Figure record extracts:
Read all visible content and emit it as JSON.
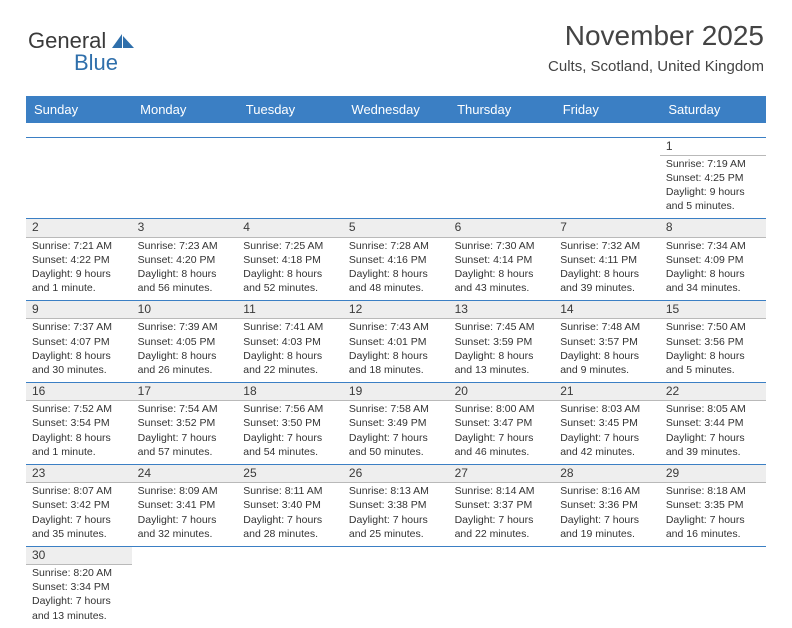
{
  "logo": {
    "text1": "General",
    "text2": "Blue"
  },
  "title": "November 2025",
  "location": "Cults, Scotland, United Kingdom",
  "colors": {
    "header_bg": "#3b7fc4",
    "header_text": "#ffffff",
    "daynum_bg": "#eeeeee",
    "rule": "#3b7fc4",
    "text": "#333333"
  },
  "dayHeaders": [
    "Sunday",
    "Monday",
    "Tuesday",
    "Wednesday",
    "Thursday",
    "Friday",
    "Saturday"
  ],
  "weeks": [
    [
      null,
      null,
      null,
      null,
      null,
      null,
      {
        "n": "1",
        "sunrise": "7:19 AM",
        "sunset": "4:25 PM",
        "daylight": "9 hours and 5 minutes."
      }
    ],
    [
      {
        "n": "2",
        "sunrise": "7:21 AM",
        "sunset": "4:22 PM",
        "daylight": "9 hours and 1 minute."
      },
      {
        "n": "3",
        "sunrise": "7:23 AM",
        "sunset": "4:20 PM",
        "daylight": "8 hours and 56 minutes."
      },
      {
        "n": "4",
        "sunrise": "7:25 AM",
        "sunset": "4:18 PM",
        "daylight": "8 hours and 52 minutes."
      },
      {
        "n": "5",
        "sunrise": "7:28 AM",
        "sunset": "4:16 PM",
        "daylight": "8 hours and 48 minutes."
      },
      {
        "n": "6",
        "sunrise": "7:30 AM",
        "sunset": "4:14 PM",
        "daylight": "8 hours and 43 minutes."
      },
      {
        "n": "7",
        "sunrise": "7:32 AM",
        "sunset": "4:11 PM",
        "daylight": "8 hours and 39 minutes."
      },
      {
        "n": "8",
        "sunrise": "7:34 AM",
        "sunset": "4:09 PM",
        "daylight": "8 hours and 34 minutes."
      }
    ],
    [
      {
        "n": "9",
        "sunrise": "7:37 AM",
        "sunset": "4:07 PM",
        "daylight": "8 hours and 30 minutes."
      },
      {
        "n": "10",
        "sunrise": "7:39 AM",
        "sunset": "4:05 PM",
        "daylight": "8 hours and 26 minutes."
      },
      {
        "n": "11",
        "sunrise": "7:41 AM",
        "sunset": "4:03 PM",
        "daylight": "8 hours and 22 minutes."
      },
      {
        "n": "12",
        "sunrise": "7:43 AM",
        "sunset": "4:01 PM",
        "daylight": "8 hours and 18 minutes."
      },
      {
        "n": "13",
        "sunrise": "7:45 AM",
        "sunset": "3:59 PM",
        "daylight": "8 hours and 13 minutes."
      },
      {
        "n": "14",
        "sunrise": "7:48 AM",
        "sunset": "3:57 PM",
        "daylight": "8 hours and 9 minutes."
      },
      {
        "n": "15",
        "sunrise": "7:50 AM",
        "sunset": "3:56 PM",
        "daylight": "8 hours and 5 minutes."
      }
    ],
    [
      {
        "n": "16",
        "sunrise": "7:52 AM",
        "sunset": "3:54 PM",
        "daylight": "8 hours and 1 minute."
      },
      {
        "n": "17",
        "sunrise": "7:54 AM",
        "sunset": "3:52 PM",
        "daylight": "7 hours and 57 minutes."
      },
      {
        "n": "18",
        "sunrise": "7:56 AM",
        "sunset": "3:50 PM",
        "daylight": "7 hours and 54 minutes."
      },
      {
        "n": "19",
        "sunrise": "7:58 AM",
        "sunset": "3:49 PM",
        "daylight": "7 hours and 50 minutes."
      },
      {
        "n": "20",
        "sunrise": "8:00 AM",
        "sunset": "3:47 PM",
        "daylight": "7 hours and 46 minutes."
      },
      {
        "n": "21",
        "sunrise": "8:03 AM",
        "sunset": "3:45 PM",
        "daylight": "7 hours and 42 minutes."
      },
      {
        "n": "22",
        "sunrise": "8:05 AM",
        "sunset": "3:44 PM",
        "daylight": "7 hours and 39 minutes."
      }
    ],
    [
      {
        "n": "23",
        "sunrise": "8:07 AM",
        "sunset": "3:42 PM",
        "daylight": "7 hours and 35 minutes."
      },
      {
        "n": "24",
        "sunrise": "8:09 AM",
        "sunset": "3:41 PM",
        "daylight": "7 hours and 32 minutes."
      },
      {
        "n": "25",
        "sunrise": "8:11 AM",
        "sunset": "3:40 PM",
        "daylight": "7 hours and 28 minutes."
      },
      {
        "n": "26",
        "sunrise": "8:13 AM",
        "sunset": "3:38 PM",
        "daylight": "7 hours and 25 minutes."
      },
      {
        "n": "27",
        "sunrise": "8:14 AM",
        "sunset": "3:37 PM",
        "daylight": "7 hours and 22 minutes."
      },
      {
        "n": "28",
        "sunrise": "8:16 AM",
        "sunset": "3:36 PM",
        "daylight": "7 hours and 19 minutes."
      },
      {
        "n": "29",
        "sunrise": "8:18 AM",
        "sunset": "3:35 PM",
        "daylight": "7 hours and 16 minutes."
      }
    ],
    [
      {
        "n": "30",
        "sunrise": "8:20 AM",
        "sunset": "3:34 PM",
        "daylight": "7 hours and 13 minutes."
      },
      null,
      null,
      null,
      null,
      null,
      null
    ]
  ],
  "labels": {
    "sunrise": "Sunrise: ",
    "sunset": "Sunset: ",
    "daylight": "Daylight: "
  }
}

• [WHAT IS NEEDED] Reproduce the data above in full, exactly as it is, with the pictures left out.

• [TASK RESPONSE]
Read all visible content and emit it as JSON.
{
  "logo": {
    "text1": "General",
    "text2": "Blue"
  },
  "title": "November 2025",
  "location": "Cults, Scotland, United Kingdom",
  "colors": {
    "header_bg": "#3b7fc4",
    "header_text": "#ffffff",
    "daynum_bg": "#eeeeee",
    "rule": "#3b7fc4",
    "text": "#333333"
  },
  "dayHeaders": [
    "Sunday",
    "Monday",
    "Tuesday",
    "Wednesday",
    "Thursday",
    "Friday",
    "Saturday"
  ],
  "weeks": [
    [
      null,
      null,
      null,
      null,
      null,
      null,
      {
        "n": "1",
        "sunrise": "7:19 AM",
        "sunset": "4:25 PM",
        "daylight": "9 hours and 5 minutes."
      }
    ],
    [
      {
        "n": "2",
        "sunrise": "7:21 AM",
        "sunset": "4:22 PM",
        "daylight": "9 hours and 1 minute."
      },
      {
        "n": "3",
        "sunrise": "7:23 AM",
        "sunset": "4:20 PM",
        "daylight": "8 hours and 56 minutes."
      },
      {
        "n": "4",
        "sunrise": "7:25 AM",
        "sunset": "4:18 PM",
        "daylight": "8 hours and 52 minutes."
      },
      {
        "n": "5",
        "sunrise": "7:28 AM",
        "sunset": "4:16 PM",
        "daylight": "8 hours and 48 minutes."
      },
      {
        "n": "6",
        "sunrise": "7:30 AM",
        "sunset": "4:14 PM",
        "daylight": "8 hours and 43 minutes."
      },
      {
        "n": "7",
        "sunrise": "7:32 AM",
        "sunset": "4:11 PM",
        "daylight": "8 hours and 39 minutes."
      },
      {
        "n": "8",
        "sunrise": "7:34 AM",
        "sunset": "4:09 PM",
        "daylight": "8 hours and 34 minutes."
      }
    ],
    [
      {
        "n": "9",
        "sunrise": "7:37 AM",
        "sunset": "4:07 PM",
        "daylight": "8 hours and 30 minutes."
      },
      {
        "n": "10",
        "sunrise": "7:39 AM",
        "sunset": "4:05 PM",
        "daylight": "8 hours and 26 minutes."
      },
      {
        "n": "11",
        "sunrise": "7:41 AM",
        "sunset": "4:03 PM",
        "daylight": "8 hours and 22 minutes."
      },
      {
        "n": "12",
        "sunrise": "7:43 AM",
        "sunset": "4:01 PM",
        "daylight": "8 hours and 18 minutes."
      },
      {
        "n": "13",
        "sunrise": "7:45 AM",
        "sunset": "3:59 PM",
        "daylight": "8 hours and 13 minutes."
      },
      {
        "n": "14",
        "sunrise": "7:48 AM",
        "sunset": "3:57 PM",
        "daylight": "8 hours and 9 minutes."
      },
      {
        "n": "15",
        "sunrise": "7:50 AM",
        "sunset": "3:56 PM",
        "daylight": "8 hours and 5 minutes."
      }
    ],
    [
      {
        "n": "16",
        "sunrise": "7:52 AM",
        "sunset": "3:54 PM",
        "daylight": "8 hours and 1 minute."
      },
      {
        "n": "17",
        "sunrise": "7:54 AM",
        "sunset": "3:52 PM",
        "daylight": "7 hours and 57 minutes."
      },
      {
        "n": "18",
        "sunrise": "7:56 AM",
        "sunset": "3:50 PM",
        "daylight": "7 hours and 54 minutes."
      },
      {
        "n": "19",
        "sunrise": "7:58 AM",
        "sunset": "3:49 PM",
        "daylight": "7 hours and 50 minutes."
      },
      {
        "n": "20",
        "sunrise": "8:00 AM",
        "sunset": "3:47 PM",
        "daylight": "7 hours and 46 minutes."
      },
      {
        "n": "21",
        "sunrise": "8:03 AM",
        "sunset": "3:45 PM",
        "daylight": "7 hours and 42 minutes."
      },
      {
        "n": "22",
        "sunrise": "8:05 AM",
        "sunset": "3:44 PM",
        "daylight": "7 hours and 39 minutes."
      }
    ],
    [
      {
        "n": "23",
        "sunrise": "8:07 AM",
        "sunset": "3:42 PM",
        "daylight": "7 hours and 35 minutes."
      },
      {
        "n": "24",
        "sunrise": "8:09 AM",
        "sunset": "3:41 PM",
        "daylight": "7 hours and 32 minutes."
      },
      {
        "n": "25",
        "sunrise": "8:11 AM",
        "sunset": "3:40 PM",
        "daylight": "7 hours and 28 minutes."
      },
      {
        "n": "26",
        "sunrise": "8:13 AM",
        "sunset": "3:38 PM",
        "daylight": "7 hours and 25 minutes."
      },
      {
        "n": "27",
        "sunrise": "8:14 AM",
        "sunset": "3:37 PM",
        "daylight": "7 hours and 22 minutes."
      },
      {
        "n": "28",
        "sunrise": "8:16 AM",
        "sunset": "3:36 PM",
        "daylight": "7 hours and 19 minutes."
      },
      {
        "n": "29",
        "sunrise": "8:18 AM",
        "sunset": "3:35 PM",
        "daylight": "7 hours and 16 minutes."
      }
    ],
    [
      {
        "n": "30",
        "sunrise": "8:20 AM",
        "sunset": "3:34 PM",
        "daylight": "7 hours and 13 minutes."
      },
      null,
      null,
      null,
      null,
      null,
      null
    ]
  ],
  "labels": {
    "sunrise": "Sunrise: ",
    "sunset": "Sunset: ",
    "daylight": "Daylight: "
  }
}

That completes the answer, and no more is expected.